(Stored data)
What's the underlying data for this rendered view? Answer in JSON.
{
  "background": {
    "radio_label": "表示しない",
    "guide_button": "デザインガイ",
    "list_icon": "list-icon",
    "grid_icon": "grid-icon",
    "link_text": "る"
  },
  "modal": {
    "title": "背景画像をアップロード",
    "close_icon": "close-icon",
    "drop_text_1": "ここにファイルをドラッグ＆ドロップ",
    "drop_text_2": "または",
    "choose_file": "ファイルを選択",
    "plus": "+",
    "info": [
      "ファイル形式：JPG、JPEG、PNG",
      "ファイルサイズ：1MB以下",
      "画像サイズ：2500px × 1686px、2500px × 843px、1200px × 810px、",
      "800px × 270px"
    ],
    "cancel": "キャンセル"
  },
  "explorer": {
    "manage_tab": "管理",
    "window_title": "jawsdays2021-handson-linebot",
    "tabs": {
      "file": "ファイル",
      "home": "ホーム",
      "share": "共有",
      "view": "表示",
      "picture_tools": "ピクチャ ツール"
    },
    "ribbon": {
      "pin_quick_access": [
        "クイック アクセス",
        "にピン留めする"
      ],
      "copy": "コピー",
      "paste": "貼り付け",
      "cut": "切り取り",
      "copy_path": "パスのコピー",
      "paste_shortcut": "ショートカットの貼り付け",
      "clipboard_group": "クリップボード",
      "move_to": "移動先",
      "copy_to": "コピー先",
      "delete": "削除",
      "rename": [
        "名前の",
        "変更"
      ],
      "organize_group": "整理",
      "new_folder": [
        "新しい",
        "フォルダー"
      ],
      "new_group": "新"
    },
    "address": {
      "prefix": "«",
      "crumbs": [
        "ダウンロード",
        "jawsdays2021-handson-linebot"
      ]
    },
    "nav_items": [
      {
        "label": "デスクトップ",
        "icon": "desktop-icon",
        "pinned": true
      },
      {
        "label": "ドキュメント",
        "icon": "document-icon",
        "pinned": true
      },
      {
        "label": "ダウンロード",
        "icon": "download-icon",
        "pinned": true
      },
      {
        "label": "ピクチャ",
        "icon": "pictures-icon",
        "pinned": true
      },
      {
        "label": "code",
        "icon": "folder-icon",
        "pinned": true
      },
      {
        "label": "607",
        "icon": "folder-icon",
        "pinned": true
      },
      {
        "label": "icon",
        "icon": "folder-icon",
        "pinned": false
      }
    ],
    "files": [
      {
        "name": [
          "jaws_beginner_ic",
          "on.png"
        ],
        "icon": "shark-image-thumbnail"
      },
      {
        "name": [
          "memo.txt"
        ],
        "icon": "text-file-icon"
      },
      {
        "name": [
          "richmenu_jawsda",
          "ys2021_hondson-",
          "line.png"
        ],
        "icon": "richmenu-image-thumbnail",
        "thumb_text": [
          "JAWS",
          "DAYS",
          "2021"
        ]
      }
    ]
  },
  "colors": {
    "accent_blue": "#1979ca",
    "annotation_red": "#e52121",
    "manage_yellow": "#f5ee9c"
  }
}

### Written exercise
Please set down all the data word for word.

### The response
What's the underlying data for this rendered view? Answer in JSON.
{
  "background": {
    "radio_label": "表示しない",
    "guide_button": "デザインガイ",
    "list_icon": "list-icon",
    "grid_icon": "grid-icon",
    "link_text": "る"
  },
  "modal": {
    "title": "背景画像をアップロード",
    "close_icon": "close-icon",
    "drop_text_1": "ここにファイルをドラッグ＆ドロップ",
    "drop_text_2": "または",
    "choose_file": "ファイルを選択",
    "plus": "+",
    "info": [
      "ファイル形式：JPG、JPEG、PNG",
      "ファイルサイズ：1MB以下",
      "画像サイズ：2500px × 1686px、2500px × 843px、1200px × 810px、",
      "800px × 270px"
    ],
    "cancel": "キャンセル"
  },
  "explorer": {
    "manage_tab": "管理",
    "window_title": "jawsdays2021-handson-linebot",
    "tabs": {
      "file": "ファイル",
      "home": "ホーム",
      "share": "共有",
      "view": "表示",
      "picture_tools": "ピクチャ ツール"
    },
    "ribbon": {
      "pin_quick_access": [
        "クイック アクセス",
        "にピン留めする"
      ],
      "copy": "コピー",
      "paste": "貼り付け",
      "cut": "切り取り",
      "copy_path": "パスのコピー",
      "paste_shortcut": "ショートカットの貼り付け",
      "clipboard_group": "クリップボード",
      "move_to": "移動先",
      "copy_to": "コピー先",
      "delete": "削除",
      "rename": [
        "名前の",
        "変更"
      ],
      "organize_group": "整理",
      "new_folder": [
        "新しい",
        "フォルダー"
      ],
      "new_group": "新"
    },
    "address": {
      "prefix": "«",
      "crumbs": [
        "ダウンロード",
        "jawsdays2021-handson-linebot"
      ]
    },
    "nav_items": [
      {
        "label": "デスクトップ",
        "icon": "desktop-icon",
        "pinned": true
      },
      {
        "label": "ドキュメント",
        "icon": "document-icon",
        "pinned": true
      },
      {
        "label": "ダウンロード",
        "icon": "download-icon",
        "pinned": true
      },
      {
        "label": "ピクチャ",
        "icon": "pictures-icon",
        "pinned": true
      },
      {
        "label": "code",
        "icon": "folder-icon",
        "pinned": true
      },
      {
        "label": "607",
        "icon": "folder-icon",
        "pinned": true
      },
      {
        "label": "icon",
        "icon": "folder-icon",
        "pinned": false
      }
    ],
    "files": [
      {
        "name": [
          "jaws_beginner_ic",
          "on.png"
        ],
        "icon": "shark-image-thumbnail"
      },
      {
        "name": [
          "memo.txt"
        ],
        "icon": "text-file-icon"
      },
      {
        "name": [
          "richmenu_jawsda",
          "ys2021_hondson-",
          "line.png"
        ],
        "icon": "richmenu-image-thumbnail",
        "thumb_text": [
          "JAWS",
          "DAYS",
          "2021"
        ]
      }
    ]
  },
  "colors": {
    "accent_blue": "#1979ca",
    "annotation_red": "#e52121",
    "manage_yellow": "#f5ee9c"
  }
}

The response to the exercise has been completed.